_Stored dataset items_
----------

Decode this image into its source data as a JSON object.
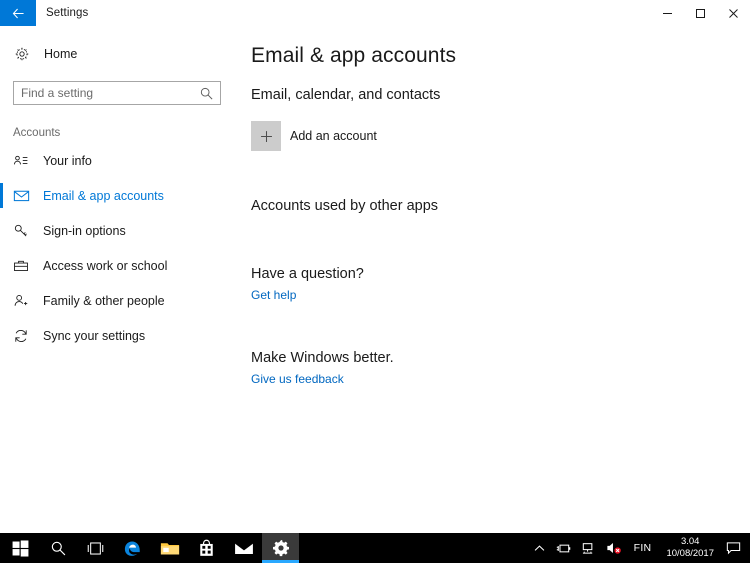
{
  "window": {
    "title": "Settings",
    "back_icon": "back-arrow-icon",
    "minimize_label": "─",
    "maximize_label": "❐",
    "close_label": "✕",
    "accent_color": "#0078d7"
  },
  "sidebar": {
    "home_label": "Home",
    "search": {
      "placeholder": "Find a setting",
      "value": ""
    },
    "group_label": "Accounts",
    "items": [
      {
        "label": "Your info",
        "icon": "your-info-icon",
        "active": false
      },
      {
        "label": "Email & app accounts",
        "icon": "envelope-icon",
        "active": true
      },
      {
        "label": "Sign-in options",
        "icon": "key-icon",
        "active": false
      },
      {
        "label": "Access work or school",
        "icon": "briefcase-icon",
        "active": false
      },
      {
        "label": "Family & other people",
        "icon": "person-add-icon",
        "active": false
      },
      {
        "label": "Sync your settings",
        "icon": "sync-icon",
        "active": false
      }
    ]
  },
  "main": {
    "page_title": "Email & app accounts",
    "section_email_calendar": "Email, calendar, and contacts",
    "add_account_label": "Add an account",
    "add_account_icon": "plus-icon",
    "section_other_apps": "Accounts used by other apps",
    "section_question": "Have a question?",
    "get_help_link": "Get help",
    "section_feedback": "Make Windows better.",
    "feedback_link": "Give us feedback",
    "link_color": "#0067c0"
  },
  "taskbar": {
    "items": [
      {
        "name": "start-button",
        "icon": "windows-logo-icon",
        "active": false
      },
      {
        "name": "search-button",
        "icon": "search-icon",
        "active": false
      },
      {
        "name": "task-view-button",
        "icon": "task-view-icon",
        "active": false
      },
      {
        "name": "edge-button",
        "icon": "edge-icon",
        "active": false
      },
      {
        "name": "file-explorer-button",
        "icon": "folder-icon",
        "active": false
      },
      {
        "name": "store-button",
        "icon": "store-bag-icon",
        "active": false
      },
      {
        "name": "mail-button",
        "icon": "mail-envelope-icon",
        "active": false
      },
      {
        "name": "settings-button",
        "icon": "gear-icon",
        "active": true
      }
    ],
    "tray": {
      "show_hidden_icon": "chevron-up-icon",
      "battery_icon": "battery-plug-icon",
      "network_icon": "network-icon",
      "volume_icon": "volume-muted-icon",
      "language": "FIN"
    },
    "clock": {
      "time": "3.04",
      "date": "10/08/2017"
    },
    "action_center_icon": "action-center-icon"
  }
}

----------

_Written exercise_
Give only the number of lines that include the word "button".

_Answer to the task_
8